Return all lines with the word "highlight" in them.
──────── DATA LISTING ────────
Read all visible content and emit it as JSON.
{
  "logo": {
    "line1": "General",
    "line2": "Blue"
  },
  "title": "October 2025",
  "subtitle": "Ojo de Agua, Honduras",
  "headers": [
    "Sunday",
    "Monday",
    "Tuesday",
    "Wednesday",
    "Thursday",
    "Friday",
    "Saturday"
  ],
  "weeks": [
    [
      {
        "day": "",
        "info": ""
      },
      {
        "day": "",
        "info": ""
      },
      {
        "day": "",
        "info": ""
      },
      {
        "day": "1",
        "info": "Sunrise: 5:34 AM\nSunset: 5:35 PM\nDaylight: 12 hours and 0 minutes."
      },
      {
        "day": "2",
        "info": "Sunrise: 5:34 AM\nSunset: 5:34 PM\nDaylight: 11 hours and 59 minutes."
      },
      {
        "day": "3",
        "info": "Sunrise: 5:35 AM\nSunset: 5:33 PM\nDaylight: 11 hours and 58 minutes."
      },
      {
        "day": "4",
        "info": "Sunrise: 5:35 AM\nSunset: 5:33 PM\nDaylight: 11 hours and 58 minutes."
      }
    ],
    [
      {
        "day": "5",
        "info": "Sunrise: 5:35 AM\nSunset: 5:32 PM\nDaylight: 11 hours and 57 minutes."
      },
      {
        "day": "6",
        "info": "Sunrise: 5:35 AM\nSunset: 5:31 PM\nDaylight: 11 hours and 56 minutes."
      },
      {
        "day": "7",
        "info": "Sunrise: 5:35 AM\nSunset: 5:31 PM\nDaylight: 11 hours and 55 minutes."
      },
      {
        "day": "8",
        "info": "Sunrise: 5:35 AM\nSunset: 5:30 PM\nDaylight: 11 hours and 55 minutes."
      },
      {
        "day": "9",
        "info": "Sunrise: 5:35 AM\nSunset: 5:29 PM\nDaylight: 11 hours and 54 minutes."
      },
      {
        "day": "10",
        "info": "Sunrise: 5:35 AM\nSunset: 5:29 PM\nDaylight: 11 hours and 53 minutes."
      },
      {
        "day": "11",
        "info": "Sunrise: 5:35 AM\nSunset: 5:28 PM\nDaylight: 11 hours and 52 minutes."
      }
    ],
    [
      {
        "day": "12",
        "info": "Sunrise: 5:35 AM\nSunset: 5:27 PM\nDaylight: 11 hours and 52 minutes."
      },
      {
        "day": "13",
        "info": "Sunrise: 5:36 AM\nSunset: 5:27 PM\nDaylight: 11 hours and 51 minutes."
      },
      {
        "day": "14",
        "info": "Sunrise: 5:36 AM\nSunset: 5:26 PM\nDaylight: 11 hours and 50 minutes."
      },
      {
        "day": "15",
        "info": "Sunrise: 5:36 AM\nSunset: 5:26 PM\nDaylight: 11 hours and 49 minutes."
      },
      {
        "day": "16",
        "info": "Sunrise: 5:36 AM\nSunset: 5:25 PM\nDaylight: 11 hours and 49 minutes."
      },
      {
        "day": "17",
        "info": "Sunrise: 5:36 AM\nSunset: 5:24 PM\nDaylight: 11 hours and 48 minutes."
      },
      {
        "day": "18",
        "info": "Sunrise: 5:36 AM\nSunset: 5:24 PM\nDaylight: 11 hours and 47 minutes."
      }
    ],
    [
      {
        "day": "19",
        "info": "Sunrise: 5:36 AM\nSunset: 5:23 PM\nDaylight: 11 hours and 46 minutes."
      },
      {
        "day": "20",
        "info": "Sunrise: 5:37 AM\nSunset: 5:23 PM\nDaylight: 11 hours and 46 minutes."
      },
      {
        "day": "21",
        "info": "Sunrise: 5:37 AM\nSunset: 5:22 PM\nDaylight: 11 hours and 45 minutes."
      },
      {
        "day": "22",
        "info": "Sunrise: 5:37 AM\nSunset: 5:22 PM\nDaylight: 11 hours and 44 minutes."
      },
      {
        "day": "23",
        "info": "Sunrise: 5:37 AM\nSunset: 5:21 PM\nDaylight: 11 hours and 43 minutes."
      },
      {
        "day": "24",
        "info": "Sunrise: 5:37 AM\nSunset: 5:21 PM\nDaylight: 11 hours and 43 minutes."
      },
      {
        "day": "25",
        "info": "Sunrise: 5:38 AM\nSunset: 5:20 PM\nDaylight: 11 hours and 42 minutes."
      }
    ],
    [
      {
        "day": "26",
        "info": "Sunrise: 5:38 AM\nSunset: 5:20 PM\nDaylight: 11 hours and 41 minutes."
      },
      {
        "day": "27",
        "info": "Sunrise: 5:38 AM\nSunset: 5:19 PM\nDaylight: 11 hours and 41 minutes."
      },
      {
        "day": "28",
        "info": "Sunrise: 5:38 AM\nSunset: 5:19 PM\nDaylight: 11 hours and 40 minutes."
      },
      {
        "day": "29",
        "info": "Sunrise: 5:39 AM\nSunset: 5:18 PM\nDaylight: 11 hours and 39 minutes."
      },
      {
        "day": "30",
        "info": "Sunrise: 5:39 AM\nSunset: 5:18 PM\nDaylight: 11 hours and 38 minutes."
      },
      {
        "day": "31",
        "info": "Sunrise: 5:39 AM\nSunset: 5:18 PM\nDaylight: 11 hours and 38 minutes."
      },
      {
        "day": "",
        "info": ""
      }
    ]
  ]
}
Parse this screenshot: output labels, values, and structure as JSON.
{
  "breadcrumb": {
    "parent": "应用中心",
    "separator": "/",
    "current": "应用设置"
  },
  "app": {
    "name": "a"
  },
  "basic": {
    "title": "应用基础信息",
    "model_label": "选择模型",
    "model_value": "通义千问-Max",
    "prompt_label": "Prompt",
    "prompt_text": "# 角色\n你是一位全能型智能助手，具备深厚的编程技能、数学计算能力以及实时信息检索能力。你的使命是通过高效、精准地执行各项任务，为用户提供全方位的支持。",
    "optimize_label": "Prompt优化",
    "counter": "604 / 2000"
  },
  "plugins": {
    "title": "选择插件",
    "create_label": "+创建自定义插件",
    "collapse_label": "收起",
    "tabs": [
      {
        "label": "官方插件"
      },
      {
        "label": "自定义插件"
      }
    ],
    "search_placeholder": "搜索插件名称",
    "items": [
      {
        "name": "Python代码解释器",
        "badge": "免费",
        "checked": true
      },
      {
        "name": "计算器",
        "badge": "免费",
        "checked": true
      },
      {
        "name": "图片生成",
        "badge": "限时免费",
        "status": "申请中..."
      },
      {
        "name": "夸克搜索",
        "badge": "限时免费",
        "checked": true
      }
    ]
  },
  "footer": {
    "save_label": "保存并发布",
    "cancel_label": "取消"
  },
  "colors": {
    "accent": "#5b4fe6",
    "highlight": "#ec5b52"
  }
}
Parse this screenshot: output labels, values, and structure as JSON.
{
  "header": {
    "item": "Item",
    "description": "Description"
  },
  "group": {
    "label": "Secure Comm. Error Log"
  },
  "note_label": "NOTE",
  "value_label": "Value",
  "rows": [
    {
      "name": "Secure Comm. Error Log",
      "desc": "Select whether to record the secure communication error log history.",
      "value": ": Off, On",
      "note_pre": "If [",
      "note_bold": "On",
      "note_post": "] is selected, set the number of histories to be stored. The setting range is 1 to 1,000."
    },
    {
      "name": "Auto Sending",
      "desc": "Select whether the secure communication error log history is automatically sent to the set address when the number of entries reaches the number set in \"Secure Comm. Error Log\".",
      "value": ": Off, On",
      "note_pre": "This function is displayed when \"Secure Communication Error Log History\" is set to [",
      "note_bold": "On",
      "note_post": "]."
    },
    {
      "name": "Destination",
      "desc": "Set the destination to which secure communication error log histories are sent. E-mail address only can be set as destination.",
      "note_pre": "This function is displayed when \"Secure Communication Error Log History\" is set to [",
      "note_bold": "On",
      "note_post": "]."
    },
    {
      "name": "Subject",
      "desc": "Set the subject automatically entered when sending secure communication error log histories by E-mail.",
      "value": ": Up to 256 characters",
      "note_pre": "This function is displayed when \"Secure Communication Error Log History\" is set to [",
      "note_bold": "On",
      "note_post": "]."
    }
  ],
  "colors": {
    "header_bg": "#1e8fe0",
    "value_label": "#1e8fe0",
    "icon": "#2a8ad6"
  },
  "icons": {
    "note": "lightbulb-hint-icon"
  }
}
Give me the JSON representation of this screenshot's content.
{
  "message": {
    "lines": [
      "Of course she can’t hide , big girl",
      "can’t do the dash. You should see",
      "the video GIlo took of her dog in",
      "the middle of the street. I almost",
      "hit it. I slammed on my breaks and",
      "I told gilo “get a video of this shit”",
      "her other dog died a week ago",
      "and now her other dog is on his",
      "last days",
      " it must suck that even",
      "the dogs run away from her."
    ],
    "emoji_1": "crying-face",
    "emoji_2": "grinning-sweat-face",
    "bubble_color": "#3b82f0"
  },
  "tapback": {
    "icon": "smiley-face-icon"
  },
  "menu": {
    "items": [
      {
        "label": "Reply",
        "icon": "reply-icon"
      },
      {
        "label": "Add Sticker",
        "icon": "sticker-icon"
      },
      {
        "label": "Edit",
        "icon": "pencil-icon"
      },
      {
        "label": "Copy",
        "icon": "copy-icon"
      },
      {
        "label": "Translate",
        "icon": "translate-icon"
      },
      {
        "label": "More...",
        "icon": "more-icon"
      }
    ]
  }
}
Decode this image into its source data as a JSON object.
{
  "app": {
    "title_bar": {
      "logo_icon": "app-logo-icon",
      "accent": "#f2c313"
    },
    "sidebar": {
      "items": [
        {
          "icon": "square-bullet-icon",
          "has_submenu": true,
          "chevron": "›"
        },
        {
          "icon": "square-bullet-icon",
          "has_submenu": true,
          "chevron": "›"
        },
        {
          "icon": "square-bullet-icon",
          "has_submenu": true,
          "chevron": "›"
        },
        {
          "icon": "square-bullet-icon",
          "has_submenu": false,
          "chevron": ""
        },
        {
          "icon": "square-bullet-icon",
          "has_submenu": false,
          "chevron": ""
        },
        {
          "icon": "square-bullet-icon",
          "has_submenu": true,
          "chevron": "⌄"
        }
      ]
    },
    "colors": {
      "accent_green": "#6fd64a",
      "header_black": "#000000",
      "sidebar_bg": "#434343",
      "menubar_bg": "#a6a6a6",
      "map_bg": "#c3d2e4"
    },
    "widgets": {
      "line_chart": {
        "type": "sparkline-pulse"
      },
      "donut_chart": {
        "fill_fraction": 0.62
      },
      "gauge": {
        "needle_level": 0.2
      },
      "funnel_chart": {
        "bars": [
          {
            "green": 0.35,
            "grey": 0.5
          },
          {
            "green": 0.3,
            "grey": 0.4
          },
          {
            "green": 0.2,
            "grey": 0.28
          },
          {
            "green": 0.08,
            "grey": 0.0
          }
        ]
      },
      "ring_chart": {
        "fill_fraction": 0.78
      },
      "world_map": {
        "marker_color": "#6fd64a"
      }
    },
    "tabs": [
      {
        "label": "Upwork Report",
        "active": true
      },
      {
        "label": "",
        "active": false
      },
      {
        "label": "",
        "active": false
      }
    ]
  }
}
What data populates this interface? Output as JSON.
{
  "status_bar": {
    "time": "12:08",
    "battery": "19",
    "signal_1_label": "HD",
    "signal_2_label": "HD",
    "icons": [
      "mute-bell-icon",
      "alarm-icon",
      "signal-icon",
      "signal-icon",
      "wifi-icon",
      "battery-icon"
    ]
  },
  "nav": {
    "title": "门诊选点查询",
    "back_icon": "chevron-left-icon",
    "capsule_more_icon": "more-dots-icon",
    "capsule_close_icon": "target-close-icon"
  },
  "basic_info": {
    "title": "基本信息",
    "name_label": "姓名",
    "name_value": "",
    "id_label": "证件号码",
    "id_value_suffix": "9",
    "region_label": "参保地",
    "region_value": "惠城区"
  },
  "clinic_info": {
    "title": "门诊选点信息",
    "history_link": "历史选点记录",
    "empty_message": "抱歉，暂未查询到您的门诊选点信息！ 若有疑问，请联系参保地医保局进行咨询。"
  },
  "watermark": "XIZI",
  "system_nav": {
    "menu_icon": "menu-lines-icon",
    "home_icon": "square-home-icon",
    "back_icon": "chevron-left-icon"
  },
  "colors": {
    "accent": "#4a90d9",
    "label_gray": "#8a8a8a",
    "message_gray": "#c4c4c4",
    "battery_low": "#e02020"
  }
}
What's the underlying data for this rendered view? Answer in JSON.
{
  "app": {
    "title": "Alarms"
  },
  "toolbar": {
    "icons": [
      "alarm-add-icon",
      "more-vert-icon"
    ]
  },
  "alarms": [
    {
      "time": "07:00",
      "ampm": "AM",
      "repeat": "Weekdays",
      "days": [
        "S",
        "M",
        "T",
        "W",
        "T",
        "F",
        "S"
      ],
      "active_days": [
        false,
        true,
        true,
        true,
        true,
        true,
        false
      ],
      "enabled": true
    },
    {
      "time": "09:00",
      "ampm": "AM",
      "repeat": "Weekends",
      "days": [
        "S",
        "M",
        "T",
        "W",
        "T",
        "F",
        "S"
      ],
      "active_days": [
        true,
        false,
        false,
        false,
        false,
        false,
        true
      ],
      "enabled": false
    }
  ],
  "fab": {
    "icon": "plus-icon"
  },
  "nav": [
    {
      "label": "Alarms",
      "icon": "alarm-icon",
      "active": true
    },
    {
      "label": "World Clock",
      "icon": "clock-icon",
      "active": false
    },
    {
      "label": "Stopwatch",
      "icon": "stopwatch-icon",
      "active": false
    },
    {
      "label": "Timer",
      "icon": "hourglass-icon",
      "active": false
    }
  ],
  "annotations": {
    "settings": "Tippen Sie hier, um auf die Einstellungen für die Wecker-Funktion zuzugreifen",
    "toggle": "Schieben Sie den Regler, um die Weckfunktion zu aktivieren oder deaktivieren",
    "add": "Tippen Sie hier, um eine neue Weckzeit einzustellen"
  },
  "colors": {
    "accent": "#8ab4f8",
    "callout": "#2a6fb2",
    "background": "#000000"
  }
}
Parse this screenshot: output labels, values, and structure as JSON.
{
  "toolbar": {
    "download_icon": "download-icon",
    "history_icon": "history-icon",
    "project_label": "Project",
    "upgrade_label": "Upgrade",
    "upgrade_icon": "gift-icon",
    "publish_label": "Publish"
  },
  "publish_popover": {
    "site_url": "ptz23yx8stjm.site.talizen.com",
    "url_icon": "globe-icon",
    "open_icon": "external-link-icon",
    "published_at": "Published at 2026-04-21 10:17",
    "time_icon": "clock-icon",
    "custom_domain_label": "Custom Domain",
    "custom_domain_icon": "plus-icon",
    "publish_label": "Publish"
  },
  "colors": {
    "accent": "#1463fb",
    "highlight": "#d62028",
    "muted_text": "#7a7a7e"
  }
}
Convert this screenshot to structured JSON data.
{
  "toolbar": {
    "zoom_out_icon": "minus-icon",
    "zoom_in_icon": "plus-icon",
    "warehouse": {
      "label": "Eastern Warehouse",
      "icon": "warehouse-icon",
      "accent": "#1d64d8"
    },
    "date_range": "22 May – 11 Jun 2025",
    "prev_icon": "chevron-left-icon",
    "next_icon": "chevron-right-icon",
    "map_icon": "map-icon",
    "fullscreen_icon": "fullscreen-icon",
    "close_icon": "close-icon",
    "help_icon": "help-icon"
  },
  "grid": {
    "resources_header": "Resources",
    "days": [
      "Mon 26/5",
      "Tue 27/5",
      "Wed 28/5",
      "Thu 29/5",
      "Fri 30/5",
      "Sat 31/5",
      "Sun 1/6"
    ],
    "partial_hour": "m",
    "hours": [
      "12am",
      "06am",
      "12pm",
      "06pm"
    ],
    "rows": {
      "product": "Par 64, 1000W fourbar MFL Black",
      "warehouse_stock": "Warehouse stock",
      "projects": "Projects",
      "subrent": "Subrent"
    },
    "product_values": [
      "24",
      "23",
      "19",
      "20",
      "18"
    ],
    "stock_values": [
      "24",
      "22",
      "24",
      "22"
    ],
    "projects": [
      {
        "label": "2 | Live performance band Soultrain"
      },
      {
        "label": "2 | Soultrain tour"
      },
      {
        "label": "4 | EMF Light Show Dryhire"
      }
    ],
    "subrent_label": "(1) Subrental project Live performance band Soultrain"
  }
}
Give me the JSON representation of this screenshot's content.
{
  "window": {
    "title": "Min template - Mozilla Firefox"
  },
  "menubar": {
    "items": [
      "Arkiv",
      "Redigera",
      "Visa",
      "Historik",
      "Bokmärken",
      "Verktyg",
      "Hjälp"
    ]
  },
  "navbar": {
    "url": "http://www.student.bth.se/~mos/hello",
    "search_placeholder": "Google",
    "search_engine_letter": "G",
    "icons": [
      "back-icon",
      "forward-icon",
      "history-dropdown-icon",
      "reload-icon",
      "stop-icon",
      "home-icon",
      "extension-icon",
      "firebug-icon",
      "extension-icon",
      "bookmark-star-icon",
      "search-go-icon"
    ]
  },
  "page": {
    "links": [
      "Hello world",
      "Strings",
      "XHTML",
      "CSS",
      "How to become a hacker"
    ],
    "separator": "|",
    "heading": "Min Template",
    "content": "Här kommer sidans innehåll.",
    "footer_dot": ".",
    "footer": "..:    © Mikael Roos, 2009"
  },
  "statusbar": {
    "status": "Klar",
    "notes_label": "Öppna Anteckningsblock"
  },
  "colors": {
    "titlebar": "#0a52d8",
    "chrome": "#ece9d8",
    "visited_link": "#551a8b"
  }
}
────────
ANSWER FOR THE TASK -
    "highlight": "#ec5b52"
    "highlight": "#d62028",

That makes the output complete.